Work required: Please report every line from the material that contains the word "right".

** Start of Given entries **

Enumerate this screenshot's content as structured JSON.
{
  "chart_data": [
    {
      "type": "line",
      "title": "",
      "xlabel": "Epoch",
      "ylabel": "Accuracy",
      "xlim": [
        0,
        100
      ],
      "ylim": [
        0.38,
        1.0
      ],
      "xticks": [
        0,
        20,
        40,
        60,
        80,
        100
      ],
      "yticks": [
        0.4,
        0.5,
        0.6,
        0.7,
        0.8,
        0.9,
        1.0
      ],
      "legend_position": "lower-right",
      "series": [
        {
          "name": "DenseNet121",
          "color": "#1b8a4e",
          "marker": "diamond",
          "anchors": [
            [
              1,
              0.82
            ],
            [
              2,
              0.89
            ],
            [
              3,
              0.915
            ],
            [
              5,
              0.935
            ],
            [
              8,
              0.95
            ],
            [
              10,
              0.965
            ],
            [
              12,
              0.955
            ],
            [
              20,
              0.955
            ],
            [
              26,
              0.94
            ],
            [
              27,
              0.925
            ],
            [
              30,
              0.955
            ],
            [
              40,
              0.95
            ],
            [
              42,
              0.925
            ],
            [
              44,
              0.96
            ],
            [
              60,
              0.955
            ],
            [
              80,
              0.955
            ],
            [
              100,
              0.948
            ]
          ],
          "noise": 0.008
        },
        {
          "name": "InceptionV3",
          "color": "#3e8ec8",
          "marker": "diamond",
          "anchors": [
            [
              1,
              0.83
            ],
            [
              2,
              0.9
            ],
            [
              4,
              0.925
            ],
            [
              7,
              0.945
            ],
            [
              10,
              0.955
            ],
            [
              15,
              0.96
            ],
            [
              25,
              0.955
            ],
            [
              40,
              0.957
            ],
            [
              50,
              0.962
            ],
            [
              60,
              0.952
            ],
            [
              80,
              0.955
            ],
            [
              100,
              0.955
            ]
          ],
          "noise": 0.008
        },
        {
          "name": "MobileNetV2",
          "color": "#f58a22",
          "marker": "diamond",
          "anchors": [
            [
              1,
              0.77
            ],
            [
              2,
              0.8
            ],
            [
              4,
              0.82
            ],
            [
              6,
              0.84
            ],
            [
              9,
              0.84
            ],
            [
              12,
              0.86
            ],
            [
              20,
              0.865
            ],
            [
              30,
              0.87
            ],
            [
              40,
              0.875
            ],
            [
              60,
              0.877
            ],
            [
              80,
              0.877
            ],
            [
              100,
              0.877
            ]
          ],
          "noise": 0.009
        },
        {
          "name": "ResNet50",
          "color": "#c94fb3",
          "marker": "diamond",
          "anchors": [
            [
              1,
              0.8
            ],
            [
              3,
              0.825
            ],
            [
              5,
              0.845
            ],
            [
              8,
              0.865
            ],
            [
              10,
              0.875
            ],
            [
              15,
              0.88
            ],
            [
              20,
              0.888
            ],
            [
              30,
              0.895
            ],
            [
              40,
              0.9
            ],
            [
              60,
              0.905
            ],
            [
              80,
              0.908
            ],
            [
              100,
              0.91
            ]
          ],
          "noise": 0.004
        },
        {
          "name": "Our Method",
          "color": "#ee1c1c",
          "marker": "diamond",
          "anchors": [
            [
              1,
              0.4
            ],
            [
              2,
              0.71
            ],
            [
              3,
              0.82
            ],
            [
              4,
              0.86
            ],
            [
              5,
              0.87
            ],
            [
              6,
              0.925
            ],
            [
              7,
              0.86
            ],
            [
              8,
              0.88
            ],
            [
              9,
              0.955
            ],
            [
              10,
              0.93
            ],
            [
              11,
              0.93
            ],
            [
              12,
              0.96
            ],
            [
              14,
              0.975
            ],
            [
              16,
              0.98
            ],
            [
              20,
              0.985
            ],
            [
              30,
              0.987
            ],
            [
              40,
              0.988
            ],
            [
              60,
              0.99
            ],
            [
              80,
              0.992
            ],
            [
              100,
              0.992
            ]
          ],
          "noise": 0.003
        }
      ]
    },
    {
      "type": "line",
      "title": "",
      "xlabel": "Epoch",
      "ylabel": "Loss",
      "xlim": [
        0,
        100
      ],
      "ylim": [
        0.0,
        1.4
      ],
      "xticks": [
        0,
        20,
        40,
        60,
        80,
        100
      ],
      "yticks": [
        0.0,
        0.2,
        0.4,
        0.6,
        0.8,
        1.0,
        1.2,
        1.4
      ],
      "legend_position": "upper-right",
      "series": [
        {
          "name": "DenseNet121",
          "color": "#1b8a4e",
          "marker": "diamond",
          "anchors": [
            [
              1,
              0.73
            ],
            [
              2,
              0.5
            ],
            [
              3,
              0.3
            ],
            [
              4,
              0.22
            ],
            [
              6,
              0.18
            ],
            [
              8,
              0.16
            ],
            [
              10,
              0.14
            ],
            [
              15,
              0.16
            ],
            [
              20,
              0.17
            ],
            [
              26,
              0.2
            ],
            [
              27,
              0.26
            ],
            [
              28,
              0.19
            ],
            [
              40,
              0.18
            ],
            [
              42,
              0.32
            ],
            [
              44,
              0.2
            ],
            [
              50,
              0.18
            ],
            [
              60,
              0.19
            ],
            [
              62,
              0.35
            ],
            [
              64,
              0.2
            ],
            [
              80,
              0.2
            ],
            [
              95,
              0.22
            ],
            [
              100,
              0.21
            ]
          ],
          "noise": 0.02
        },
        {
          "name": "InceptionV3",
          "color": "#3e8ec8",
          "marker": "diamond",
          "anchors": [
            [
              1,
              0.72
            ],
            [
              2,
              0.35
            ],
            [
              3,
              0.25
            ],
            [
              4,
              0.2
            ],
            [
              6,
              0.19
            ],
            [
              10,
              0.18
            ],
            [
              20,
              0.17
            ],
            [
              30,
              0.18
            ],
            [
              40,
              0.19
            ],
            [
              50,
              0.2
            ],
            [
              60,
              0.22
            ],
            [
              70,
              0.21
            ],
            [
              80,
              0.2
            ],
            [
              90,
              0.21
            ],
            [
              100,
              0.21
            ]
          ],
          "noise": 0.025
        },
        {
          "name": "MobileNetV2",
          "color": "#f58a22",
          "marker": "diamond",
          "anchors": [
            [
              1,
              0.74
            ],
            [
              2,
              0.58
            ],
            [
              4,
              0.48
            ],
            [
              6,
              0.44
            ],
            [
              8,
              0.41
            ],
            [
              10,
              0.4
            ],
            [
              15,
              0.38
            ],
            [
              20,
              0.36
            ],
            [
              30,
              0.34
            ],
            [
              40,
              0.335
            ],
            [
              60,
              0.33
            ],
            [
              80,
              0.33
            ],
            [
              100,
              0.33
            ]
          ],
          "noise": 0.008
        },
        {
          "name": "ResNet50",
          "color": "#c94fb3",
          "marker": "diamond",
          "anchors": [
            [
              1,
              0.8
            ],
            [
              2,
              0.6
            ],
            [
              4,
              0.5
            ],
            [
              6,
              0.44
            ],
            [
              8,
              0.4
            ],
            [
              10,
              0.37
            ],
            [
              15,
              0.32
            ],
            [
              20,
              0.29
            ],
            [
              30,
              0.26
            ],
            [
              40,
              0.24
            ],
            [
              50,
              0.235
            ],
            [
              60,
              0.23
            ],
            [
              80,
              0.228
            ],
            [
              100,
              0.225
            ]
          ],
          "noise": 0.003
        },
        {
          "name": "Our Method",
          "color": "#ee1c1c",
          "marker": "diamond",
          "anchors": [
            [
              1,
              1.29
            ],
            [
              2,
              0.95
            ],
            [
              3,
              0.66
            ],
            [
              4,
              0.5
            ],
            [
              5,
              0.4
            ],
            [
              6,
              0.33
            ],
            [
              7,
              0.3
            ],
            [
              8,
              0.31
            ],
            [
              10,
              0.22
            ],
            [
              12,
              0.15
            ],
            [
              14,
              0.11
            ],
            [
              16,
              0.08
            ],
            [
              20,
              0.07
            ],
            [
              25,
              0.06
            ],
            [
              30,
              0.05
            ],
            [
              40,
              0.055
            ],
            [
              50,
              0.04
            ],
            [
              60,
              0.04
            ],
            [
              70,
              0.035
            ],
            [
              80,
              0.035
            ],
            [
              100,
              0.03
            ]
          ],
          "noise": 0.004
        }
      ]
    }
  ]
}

** End of Given entries **

The response:
      "legend_position": "lower-right",
      "legend_position": "upper-right",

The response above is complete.